— AIM OF THE TASK —
Restate, word for word, all of the material shown below.

--- START DATASET CONTENT ---

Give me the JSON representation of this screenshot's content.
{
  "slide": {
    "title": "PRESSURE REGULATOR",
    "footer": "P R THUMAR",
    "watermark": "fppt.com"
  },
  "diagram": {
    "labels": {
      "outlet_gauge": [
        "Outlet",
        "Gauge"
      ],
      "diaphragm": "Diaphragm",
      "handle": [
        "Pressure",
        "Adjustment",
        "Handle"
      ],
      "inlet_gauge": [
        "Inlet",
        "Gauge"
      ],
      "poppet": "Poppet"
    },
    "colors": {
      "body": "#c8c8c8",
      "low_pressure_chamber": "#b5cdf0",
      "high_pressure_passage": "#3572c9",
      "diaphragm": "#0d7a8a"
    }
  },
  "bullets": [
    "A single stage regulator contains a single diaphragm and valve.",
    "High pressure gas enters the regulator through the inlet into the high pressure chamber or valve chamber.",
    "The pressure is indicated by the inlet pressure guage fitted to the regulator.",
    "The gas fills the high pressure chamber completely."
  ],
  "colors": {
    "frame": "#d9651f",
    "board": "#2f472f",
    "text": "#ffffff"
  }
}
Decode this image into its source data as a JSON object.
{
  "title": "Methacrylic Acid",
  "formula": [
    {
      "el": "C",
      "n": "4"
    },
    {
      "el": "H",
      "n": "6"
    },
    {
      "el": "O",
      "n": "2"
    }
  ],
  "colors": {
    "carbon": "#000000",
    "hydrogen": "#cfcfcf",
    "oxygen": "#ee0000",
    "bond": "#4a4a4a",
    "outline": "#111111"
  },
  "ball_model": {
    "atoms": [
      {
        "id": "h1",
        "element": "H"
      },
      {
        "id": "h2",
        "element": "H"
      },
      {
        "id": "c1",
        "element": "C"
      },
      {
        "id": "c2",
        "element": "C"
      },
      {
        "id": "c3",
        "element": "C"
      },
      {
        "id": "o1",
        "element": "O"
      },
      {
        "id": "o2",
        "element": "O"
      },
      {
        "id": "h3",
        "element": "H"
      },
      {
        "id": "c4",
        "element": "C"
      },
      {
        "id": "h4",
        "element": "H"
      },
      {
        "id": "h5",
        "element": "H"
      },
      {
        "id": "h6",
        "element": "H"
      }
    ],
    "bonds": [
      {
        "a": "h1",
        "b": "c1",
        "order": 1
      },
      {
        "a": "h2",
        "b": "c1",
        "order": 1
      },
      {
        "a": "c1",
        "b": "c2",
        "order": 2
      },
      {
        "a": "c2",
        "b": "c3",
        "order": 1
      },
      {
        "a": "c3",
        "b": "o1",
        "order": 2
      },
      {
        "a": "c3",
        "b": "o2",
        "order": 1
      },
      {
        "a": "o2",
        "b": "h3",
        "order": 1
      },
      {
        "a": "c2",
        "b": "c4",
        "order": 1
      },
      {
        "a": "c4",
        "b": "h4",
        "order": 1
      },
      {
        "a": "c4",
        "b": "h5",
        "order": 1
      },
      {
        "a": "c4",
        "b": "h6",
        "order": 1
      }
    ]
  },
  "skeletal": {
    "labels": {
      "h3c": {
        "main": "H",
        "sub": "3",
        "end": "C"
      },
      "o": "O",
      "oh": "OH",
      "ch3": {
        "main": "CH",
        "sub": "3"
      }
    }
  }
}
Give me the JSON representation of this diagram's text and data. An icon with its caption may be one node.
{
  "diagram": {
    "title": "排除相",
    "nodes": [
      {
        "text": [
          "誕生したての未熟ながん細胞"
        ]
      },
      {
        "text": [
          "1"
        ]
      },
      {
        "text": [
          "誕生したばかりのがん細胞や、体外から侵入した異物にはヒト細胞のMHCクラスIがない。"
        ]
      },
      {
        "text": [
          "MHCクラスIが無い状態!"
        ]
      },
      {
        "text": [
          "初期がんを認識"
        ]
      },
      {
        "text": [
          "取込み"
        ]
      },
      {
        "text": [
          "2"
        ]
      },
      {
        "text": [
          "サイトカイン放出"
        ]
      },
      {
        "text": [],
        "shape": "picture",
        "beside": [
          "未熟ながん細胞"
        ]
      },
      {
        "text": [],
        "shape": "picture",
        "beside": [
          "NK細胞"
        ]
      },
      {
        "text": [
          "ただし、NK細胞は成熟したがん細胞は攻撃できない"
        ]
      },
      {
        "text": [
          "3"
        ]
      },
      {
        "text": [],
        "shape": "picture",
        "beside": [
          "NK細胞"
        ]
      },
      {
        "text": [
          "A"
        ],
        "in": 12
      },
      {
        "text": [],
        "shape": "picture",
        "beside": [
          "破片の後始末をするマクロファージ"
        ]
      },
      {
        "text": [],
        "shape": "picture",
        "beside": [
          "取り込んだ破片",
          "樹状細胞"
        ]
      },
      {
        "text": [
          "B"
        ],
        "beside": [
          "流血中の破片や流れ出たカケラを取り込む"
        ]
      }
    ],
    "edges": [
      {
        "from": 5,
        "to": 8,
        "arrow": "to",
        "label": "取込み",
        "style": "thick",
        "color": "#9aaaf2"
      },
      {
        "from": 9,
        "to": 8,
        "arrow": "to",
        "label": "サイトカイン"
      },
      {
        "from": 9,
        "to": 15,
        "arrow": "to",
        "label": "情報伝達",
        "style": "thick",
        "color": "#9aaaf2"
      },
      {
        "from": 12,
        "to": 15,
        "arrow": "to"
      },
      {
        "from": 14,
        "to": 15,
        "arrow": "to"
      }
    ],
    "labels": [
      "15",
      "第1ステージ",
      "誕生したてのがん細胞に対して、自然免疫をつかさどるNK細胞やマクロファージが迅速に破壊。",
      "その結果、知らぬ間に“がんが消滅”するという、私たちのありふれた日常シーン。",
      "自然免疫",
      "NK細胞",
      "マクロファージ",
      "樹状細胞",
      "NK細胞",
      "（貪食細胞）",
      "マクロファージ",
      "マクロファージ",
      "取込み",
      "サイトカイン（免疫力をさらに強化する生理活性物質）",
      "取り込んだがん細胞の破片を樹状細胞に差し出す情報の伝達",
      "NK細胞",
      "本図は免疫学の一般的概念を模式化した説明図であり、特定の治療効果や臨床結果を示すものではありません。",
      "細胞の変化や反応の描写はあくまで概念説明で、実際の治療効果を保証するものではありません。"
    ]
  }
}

--- END DATASET CONTENT ---

— REPLY —
Give me the JSON representation of this screenshot's content.
{
  "slide": {
    "title": "PRESSURE REGULATOR",
    "footer": "P R THUMAR",
    "watermark": "fppt.com"
  },
  "diagram": {
    "labels": {
      "outlet_gauge": [
        "Outlet",
        "Gauge"
      ],
      "diaphragm": "Diaphragm",
      "handle": [
        "Pressure",
        "Adjustment",
        "Handle"
      ],
      "inlet_gauge": [
        "Inlet",
        "Gauge"
      ],
      "poppet": "Poppet"
    },
    "colors": {
      "body": "#c8c8c8",
      "low_pressure_chamber": "#b5cdf0",
      "high_pressure_passage": "#3572c9",
      "diaphragm": "#0d7a8a"
    }
  },
  "bullets": [
    "A single stage regulator contains a single diaphragm and valve.",
    "High pressure gas enters the regulator through the inlet into the high pressure chamber or valve chamber.",
    "The pressure is indicated by the inlet pressure guage fitted to the regulator.",
    "The gas fills the high pressure chamber completely."
  ],
  "colors": {
    "frame": "#d9651f",
    "board": "#2f472f",
    "text": "#ffffff"
  }
}
Decode this image into its source data as a JSON object.
{
  "title": "Methacrylic Acid",
  "formula": [
    {
      "el": "C",
      "n": "4"
    },
    {
      "el": "H",
      "n": "6"
    },
    {
      "el": "O",
      "n": "2"
    }
  ],
  "colors": {
    "carbon": "#000000",
    "hydrogen": "#cfcfcf",
    "oxygen": "#ee0000",
    "bond": "#4a4a4a",
    "outline": "#111111"
  },
  "ball_model": {
    "atoms": [
      {
        "id": "h1",
        "element": "H"
      },
      {
        "id": "h2",
        "element": "H"
      },
      {
        "id": "c1",
        "element": "C"
      },
      {
        "id": "c2",
        "element": "C"
      },
      {
        "id": "c3",
        "element": "C"
      },
      {
        "id": "o1",
        "element": "O"
      },
      {
        "id": "o2",
        "element": "O"
      },
      {
        "id": "h3",
        "element": "H"
      },
      {
        "id": "c4",
        "element": "C"
      },
      {
        "id": "h4",
        "element": "H"
      },
      {
        "id": "h5",
        "element": "H"
      },
      {
        "id": "h6",
        "element": "H"
      }
    ],
    "bonds": [
      {
        "a": "h1",
        "b": "c1",
        "order": 1
      },
      {
        "a": "h2",
        "b": "c1",
        "order": 1
      },
      {
        "a": "c1",
        "b": "c2",
        "order": 2
      },
      {
        "a": "c2",
        "b": "c3",
        "order": 1
      },
      {
        "a": "c3",
        "b": "o1",
        "order": 2
      },
      {
        "a": "c3",
        "b": "o2",
        "order": 1
      },
      {
        "a": "o2",
        "b": "h3",
        "order": 1
      },
      {
        "a": "c2",
        "b": "c4",
        "order": 1
      },
      {
        "a": "c4",
        "b": "h4",
        "order": 1
      },
      {
        "a": "c4",
        "b": "h5",
        "order": 1
      },
      {
        "a": "c4",
        "b": "h6",
        "order": 1
      }
    ]
  },
  "skeletal": {
    "labels": {
      "h3c": {
        "main": "H",
        "sub": "3",
        "end": "C"
      },
      "o": "O",
      "oh": "OH",
      "ch3": {
        "main": "CH",
        "sub": "3"
      }
    }
  }
}
Give me the JSON representation of this diagram's text and data. An icon with its caption may be one node.
{
  "diagram": {
    "title": "排除相",
    "nodes": [
      {
        "text": [
          "誕生したての未熟ながん細胞"
        ]
      },
      {
        "text": [
          "1"
        ]
      },
      {
        "text": [
          "誕生したばかりのがん細胞や、体外から侵入した異物にはヒト細胞のMHCクラスIがない。"
        ]
      },
      {
        "text": [
          "MHCクラスIが無い状態!"
        ]
      },
      {
        "text": [
          "初期がんを認識"
        ]
      },
      {
        "text": [
          "取込み"
        ]
      },
      {
        "text": [
          "2"
        ]
      },
      {
        "text": [
          "サイトカイン放出"
        ]
      },
      {
        "text": [],
        "shape": "picture",
        "beside": [
          "未熟ながん細胞"
        ]
      },
      {
        "text": [],
        "shape": "picture",
        "beside": [
          "NK細胞"
        ]
      },
      {
        "text": [
          "ただし、NK細胞は成熟したがん細胞は攻撃できない"
        ]
      },
      {
        "text": [
          "3"
        ]
      },
      {
        "text": [],
        "shape": "picture",
        "beside": [
          "NK細胞"
        ]
      },
      {
        "text": [
          "A"
        ],
        "in": 12
      },
      {
        "text": [],
        "shape": "picture",
        "beside": [
          "破片の後始末をするマクロファージ"
        ]
      },
      {
        "text": [],
        "shape": "picture",
        "beside": [
          "取り込んだ破片",
          "樹状細胞"
        ]
      },
      {
        "text": [
          "B"
        ],
        "beside": [
          "流血中の破片や流れ出たカケラを取り込む"
        ]
      }
    ],
    "edges": [
      {
        "from": 5,
        "to": 8,
        "arrow": "to",
        "label": "取込み",
        "style": "thick",
        "color": "#9aaaf2"
      },
      {
        "from": 9,
        "to": 8,
        "arrow": "to",
        "label": "サイトカイン"
      },
      {
        "from": 9,
        "to": 15,
        "arrow": "to",
        "label": "情報伝達",
        "style": "thick",
        "color": "#9aaaf2"
      },
      {
        "from": 12,
        "to": 15,
        "arrow": "to"
      },
      {
        "from": 14,
        "to": 15,
        "arrow": "to"
      }
    ],
    "labels": [
      "15",
      "第1ステージ",
      "誕生したてのがん細胞に対して、自然免疫をつかさどるNK細胞やマクロファージが迅速に破壊。",
      "その結果、知らぬ間に“がんが消滅”するという、私たちのありふれた日常シーン。",
      "自然免疫",
      "NK細胞",
      "マクロファージ",
      "樹状細胞",
      "NK細胞",
      "（貪食細胞）",
      "マクロファージ",
      "マクロファージ",
      "取込み",
      "サイトカイン（免疫力をさらに強化する生理活性物質）",
      "取り込んだがん細胞の破片を樹状細胞に差し出す情報の伝達",
      "NK細胞",
      "本図は免疫学の一般的概念を模式化した説明図であり、特定の治療効果や臨床結果を示すものではありません。",
      "細胞の変化や反応の描写はあくまで概念説明で、実際の治療効果を保証するものではありません。"
    ]
  }
}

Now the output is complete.